## What is being asked:
In the material below, identify each line bearing the word "legend". Reproduce those lines.

## Dataset:
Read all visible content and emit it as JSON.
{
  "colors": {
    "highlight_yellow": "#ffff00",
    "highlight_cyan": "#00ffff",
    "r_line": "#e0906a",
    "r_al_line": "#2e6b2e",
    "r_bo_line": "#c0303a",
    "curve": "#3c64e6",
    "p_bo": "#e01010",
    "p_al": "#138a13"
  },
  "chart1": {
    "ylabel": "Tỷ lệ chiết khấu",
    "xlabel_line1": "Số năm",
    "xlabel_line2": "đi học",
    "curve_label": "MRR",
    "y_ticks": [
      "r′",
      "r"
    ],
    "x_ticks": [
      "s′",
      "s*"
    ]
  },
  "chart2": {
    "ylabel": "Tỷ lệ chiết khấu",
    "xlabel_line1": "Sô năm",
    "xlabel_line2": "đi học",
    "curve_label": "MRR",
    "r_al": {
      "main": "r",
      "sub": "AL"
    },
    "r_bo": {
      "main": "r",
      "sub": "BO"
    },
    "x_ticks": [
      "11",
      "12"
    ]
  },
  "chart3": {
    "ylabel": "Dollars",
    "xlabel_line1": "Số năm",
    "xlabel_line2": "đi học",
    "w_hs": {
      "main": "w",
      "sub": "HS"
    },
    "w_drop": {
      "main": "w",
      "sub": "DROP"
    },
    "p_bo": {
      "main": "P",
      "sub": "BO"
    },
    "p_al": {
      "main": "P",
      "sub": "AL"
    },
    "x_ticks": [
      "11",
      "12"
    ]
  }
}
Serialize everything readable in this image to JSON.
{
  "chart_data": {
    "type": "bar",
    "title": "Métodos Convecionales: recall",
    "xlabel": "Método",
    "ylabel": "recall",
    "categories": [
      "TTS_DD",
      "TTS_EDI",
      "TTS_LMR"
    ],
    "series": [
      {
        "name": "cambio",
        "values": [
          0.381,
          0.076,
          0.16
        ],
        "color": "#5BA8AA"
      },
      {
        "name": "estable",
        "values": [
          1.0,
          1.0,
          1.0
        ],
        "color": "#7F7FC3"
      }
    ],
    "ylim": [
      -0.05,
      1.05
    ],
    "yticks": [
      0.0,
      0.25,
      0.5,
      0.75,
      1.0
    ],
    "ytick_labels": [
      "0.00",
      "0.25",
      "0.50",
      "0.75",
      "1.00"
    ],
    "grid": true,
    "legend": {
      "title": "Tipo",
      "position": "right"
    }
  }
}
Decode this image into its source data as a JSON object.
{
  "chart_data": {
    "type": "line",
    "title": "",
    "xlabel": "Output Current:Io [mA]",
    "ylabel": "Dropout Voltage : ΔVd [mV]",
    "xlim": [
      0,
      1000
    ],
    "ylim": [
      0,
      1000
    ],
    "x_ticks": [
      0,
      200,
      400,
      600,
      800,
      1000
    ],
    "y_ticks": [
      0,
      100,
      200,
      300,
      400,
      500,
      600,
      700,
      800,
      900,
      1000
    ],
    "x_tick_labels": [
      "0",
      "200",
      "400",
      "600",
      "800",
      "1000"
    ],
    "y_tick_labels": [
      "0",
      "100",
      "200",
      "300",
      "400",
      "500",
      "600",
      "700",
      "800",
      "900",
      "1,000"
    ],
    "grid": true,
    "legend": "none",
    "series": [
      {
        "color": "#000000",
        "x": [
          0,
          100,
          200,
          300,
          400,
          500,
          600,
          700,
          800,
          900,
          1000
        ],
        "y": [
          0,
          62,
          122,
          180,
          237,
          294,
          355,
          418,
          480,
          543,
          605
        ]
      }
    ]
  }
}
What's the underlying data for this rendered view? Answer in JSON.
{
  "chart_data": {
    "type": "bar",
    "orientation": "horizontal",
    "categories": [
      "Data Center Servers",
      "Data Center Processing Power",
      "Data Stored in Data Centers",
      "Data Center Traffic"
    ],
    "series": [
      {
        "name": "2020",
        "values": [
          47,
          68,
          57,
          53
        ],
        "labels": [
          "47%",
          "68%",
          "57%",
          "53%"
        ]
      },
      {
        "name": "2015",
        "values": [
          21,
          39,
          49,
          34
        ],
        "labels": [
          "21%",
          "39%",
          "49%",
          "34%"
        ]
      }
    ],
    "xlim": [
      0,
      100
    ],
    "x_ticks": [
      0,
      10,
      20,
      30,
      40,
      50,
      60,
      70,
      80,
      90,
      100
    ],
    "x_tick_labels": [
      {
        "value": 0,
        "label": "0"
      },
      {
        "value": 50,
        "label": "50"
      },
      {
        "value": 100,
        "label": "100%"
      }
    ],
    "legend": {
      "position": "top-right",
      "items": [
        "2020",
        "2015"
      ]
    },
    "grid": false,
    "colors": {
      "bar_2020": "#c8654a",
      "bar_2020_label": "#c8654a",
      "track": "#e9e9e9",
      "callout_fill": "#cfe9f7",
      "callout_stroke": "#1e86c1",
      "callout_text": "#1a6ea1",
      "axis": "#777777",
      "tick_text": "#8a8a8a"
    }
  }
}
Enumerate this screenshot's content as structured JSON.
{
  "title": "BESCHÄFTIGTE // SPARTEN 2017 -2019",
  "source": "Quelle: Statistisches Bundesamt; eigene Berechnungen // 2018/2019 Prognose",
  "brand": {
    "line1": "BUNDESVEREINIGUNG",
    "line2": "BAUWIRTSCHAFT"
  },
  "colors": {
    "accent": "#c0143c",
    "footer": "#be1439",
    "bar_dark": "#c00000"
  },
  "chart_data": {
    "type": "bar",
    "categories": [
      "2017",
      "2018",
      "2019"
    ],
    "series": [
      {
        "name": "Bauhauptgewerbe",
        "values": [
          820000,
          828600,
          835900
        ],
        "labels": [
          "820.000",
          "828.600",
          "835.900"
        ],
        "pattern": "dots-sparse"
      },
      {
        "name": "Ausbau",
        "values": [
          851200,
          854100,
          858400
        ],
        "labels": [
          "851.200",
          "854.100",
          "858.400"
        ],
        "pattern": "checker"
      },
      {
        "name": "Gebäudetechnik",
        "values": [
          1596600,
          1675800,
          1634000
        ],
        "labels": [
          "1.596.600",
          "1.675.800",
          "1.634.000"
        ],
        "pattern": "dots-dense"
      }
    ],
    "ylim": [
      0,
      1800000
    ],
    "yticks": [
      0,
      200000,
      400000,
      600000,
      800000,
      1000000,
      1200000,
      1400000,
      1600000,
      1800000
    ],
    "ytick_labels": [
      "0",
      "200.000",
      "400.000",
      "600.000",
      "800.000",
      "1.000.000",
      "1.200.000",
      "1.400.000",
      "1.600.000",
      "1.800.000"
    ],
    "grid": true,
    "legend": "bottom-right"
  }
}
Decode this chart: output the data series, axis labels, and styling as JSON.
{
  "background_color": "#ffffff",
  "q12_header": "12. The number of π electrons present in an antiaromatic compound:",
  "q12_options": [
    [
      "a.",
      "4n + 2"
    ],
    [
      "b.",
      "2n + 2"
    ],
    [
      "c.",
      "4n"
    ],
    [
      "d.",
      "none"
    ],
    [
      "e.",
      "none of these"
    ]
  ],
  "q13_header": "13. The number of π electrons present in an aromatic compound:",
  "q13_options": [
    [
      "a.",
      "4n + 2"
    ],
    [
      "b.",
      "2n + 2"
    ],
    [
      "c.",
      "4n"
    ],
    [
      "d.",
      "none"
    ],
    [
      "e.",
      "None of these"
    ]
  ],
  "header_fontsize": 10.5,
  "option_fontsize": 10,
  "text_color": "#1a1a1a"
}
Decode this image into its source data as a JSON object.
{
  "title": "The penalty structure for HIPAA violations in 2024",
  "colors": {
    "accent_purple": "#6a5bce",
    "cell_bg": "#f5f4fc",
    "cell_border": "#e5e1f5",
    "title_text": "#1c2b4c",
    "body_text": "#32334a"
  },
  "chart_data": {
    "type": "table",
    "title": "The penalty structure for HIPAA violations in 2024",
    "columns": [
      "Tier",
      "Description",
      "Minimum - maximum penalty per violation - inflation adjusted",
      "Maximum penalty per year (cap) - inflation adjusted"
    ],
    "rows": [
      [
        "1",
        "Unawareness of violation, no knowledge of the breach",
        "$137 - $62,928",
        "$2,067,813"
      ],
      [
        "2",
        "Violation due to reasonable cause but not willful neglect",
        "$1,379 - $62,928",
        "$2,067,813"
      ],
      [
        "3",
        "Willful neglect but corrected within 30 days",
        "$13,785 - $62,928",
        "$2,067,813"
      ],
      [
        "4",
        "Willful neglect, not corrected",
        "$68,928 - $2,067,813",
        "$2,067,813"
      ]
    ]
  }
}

## Result of the exercise:
    "legend": {
    "legend": "none",
    "legend": {
    "legend": "bottom-right"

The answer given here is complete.